(Collected data entries)
>> start

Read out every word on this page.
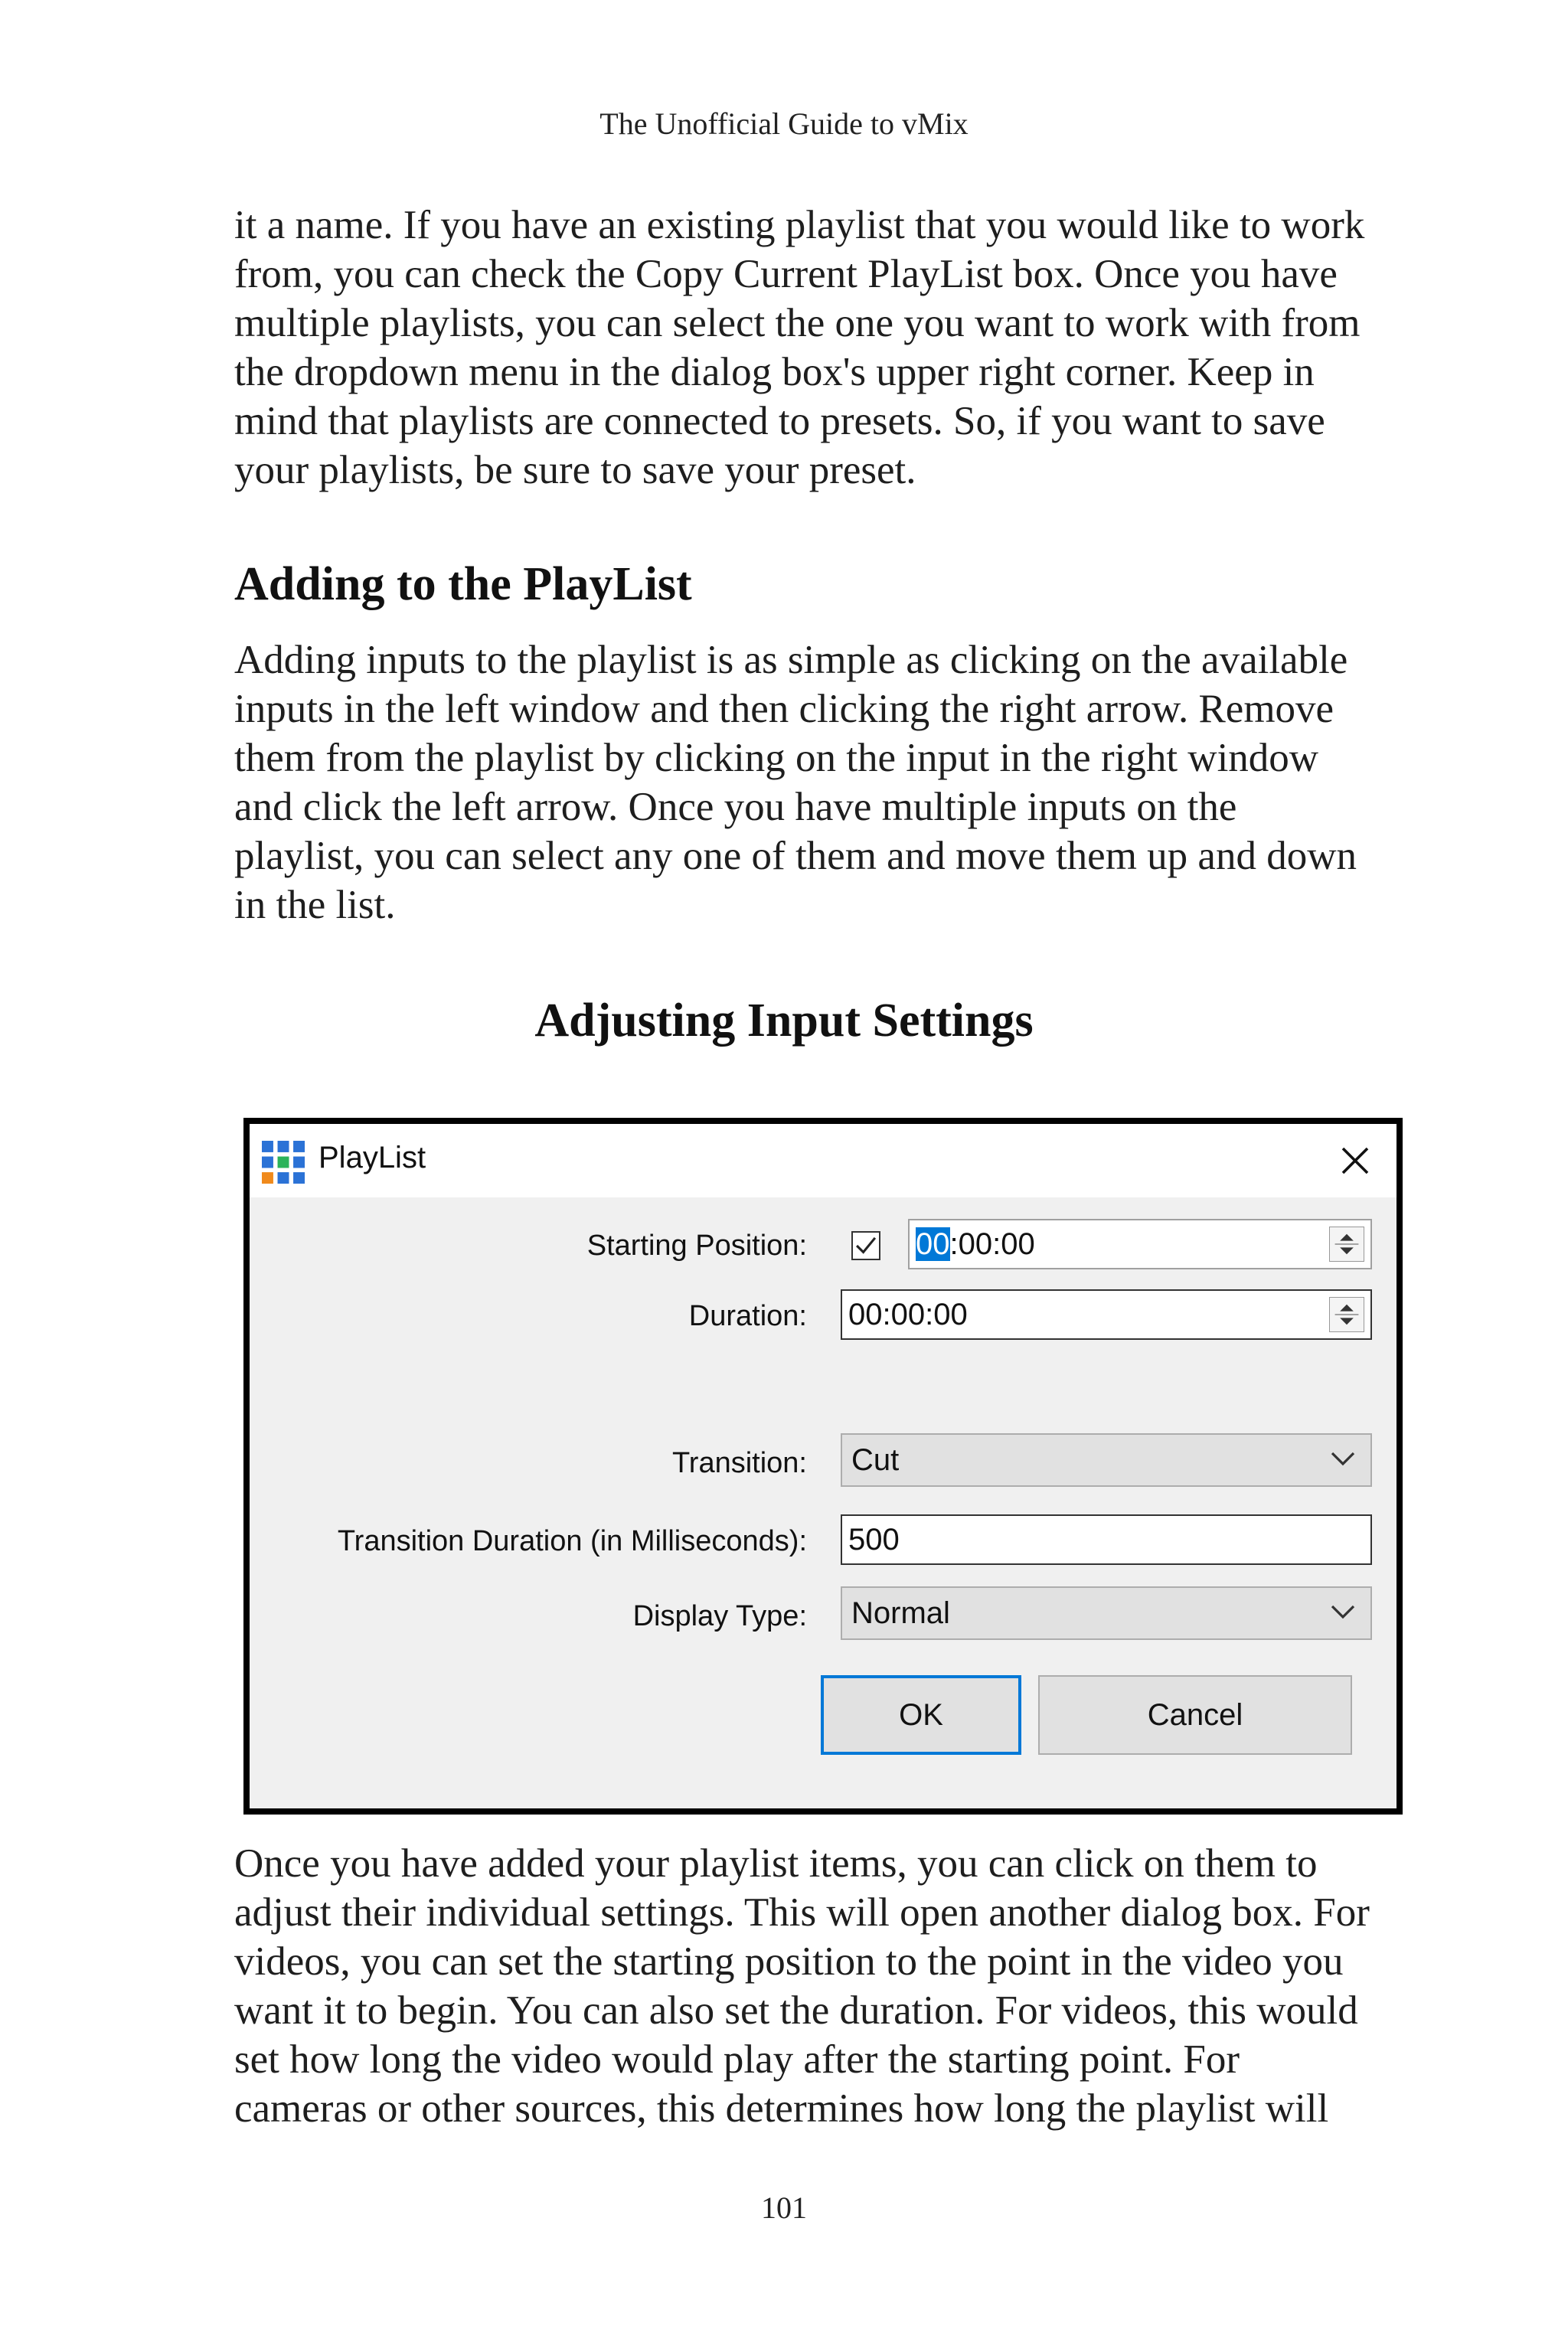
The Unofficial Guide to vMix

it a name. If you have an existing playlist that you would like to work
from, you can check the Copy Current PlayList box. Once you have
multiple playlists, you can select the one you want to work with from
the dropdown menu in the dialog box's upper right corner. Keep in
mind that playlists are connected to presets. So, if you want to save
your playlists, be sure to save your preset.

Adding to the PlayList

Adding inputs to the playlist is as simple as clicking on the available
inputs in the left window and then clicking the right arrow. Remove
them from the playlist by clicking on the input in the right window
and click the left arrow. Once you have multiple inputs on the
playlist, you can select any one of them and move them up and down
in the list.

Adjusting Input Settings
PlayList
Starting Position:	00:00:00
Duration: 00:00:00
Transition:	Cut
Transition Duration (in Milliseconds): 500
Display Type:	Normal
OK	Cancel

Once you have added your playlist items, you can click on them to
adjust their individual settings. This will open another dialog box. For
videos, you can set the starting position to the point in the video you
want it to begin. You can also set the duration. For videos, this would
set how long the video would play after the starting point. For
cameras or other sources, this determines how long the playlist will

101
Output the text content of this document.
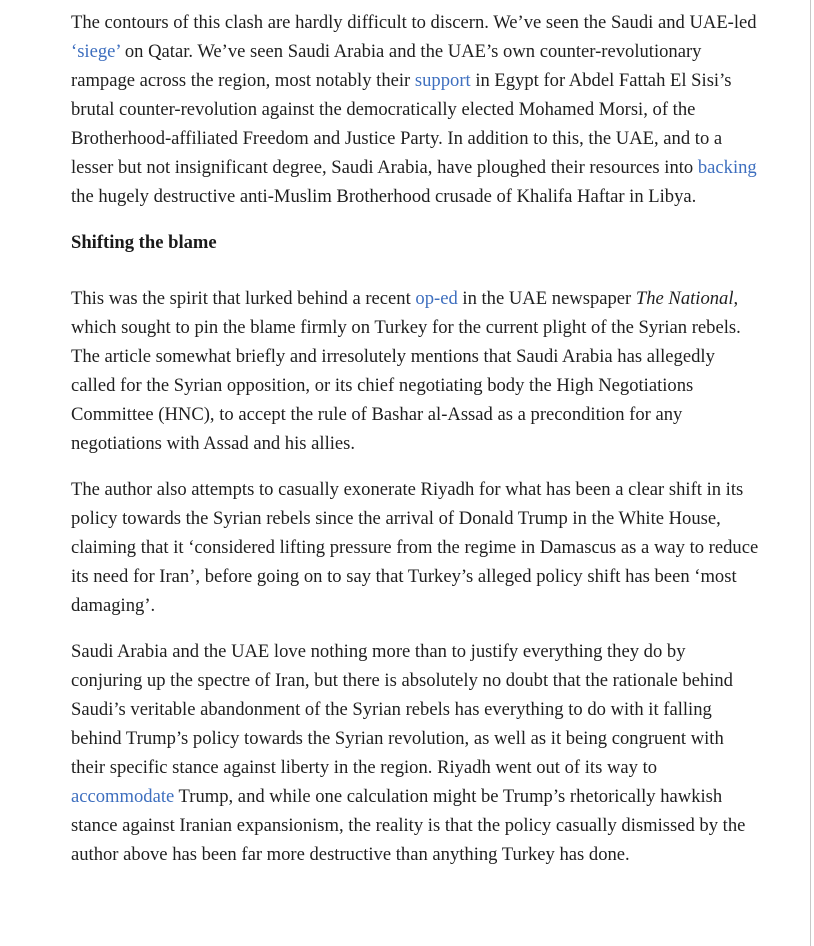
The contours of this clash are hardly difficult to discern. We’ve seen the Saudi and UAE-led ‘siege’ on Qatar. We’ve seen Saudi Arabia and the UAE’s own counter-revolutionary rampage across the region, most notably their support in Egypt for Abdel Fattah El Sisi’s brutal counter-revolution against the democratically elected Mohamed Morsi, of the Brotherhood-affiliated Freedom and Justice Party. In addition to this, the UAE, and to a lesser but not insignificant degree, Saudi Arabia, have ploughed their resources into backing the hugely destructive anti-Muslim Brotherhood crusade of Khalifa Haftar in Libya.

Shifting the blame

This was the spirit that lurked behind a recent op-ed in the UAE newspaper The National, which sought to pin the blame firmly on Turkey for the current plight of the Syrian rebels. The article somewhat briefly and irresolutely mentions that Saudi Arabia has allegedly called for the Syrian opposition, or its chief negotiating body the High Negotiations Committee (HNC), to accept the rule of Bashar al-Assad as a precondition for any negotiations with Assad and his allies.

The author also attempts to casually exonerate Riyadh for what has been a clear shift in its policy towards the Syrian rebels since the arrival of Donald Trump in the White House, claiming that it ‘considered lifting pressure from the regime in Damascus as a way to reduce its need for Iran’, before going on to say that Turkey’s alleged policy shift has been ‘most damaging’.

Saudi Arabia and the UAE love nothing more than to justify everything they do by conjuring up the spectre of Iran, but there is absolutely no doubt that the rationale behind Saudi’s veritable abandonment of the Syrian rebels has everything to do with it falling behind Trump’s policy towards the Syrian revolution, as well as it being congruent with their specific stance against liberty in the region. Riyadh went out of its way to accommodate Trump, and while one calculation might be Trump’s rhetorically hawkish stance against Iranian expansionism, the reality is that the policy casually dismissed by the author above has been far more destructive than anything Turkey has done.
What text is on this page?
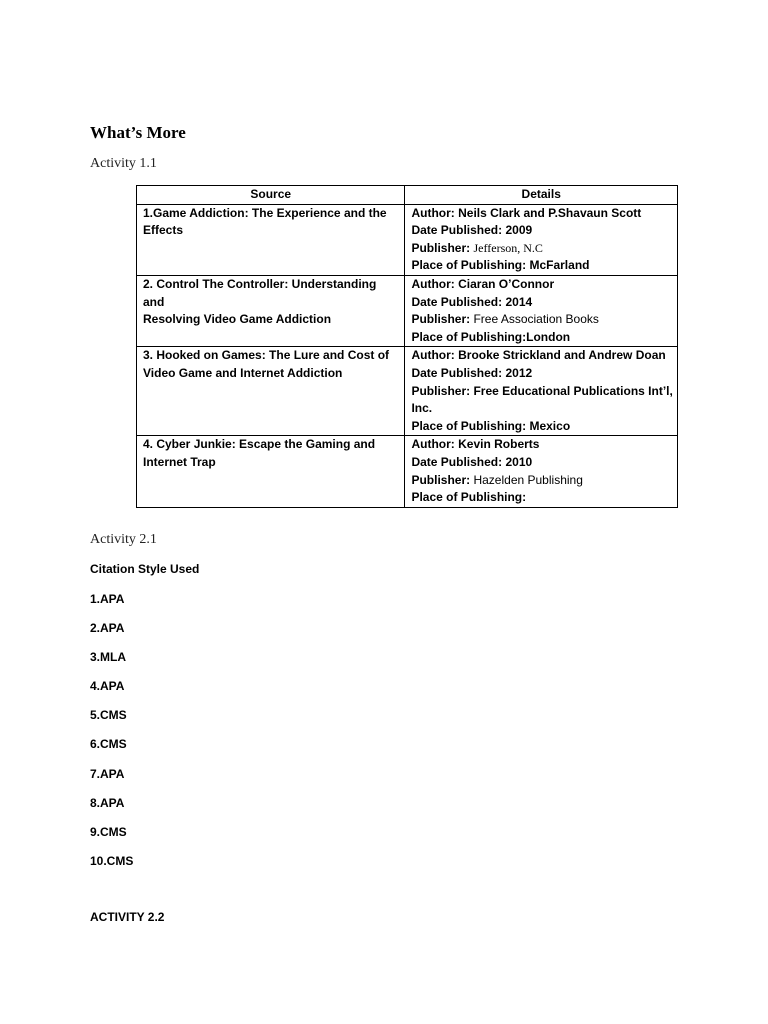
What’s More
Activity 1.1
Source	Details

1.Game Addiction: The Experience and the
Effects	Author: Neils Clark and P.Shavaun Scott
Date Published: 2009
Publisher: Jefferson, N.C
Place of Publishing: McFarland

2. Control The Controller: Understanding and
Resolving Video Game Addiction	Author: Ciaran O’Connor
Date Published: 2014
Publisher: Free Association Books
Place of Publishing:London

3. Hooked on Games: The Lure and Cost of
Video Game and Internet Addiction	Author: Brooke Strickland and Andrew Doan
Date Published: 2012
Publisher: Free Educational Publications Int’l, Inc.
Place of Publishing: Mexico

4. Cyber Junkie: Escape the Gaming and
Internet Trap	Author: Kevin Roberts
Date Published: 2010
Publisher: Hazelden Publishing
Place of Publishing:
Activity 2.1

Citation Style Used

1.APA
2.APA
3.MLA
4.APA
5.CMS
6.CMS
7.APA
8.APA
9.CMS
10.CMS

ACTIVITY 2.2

>> end

__Challenge__
Write out the records above once more, word for word, with no pictures.

__Problem solution__
Read out every word on this page.
The Unofficial Guide to vMix

it a name. If you have an existing playlist that you would like to work
from, you can check the Copy Current PlayList box. Once you have
multiple playlists, you can select the one you want to work with from
the dropdown menu in the dialog box's upper right corner. Keep in
mind that playlists are connected to presets. So, if you want to save
your playlists, be sure to save your preset.

Adding to the PlayList

Adding inputs to the playlist is as simple as clicking on the available
inputs in the left window and then clicking the right arrow. Remove
them from the playlist by clicking on the input in the right window
and click the left arrow. Once you have multiple inputs on the
playlist, you can select any one of them and move them up and down
in the list.

Adjusting Input Settings
PlayList
Starting Position:	00:00:00
Duration: 00:00:00
Transition:	Cut
Transition Duration (in Milliseconds): 500
Display Type:	Normal
OK	Cancel

Once you have added your playlist items, you can click on them to
adjust their individual settings. This will open another dialog box. For
videos, you can set the starting position to the point in the video you
want it to begin. You can also set the duration. For videos, this would
set how long the video would play after the starting point. For
cameras or other sources, this determines how long the playlist will

101
Output the text content of this document.
The contours of this clash are hardly difficult to discern. We’ve seen the Saudi and UAE-led ‘siege’ on Qatar. We’ve seen Saudi Arabia and the UAE’s own counter-revolutionary rampage across the region, most notably their support in Egypt for Abdel Fattah El Sisi’s brutal counter-revolution against the democratically elected Mohamed Morsi, of the Brotherhood-affiliated Freedom and Justice Party. In addition to this, the UAE, and to a lesser but not insignificant degree, Saudi Arabia, have ploughed their resources into backing the hugely destructive anti-Muslim Brotherhood crusade of Khalifa Haftar in Libya.

Shifting the blame

This was the spirit that lurked behind a recent op-ed in the UAE newspaper The National, which sought to pin the blame firmly on Turkey for the current plight of the Syrian rebels. The article somewhat briefly and irresolutely mentions that Saudi Arabia has allegedly called for the Syrian opposition, or its chief negotiating body the High Negotiations Committee (HNC), to accept the rule of Bashar al-Assad as a precondition for any negotiations with Assad and his allies.

The author also attempts to casually exonerate Riyadh for what has been a clear shift in its policy towards the Syrian rebels since the arrival of Donald Trump in the White House, claiming that it ‘considered lifting pressure from the regime in Damascus as a way to reduce its need for Iran’, before going on to say that Turkey’s alleged policy shift has been ‘most damaging’.

Saudi Arabia and the UAE love nothing more than to justify everything they do by conjuring up the spectre of Iran, but there is absolutely no doubt that the rationale behind Saudi’s veritable abandonment of the Syrian rebels has everything to do with it falling behind Trump’s policy towards the Syrian revolution, as well as it being congruent with their specific stance against liberty in the region. Riyadh went out of its way to accommodate Trump, and while one calculation might be Trump’s rhetorically hawkish stance against Iranian expansionism, the reality is that the policy casually dismissed by the author above has been far more destructive than anything Turkey has done.
What text is on this page?
What’s More
Activity 1.1
Source	Details

1.Game Addiction: The Experience and the
Effects	Author: Neils Clark and P.Shavaun Scott
Date Published: 2009
Publisher: Jefferson, N.C
Place of Publishing: McFarland

2. Control The Controller: Understanding and
Resolving Video Game Addiction	Author: Ciaran O’Connor
Date Published: 2014
Publisher: Free Association Books
Place of Publishing:London

3. Hooked on Games: The Lure and Cost of
Video Game and Internet Addiction	Author: Brooke Strickland and Andrew Doan
Date Published: 2012
Publisher: Free Educational Publications Int’l, Inc.
Place of Publishing: Mexico

4. Cyber Junkie: Escape the Gaming and
Internet Trap	Author: Kevin Roberts
Date Published: 2010
Publisher: Hazelden Publishing
Place of Publishing:
Activity 2.1

Citation Style Used

1.APA
2.APA
3.MLA
4.APA
5.CMS
6.CMS
7.APA
8.APA
9.CMS
10.CMS

ACTIVITY 2.2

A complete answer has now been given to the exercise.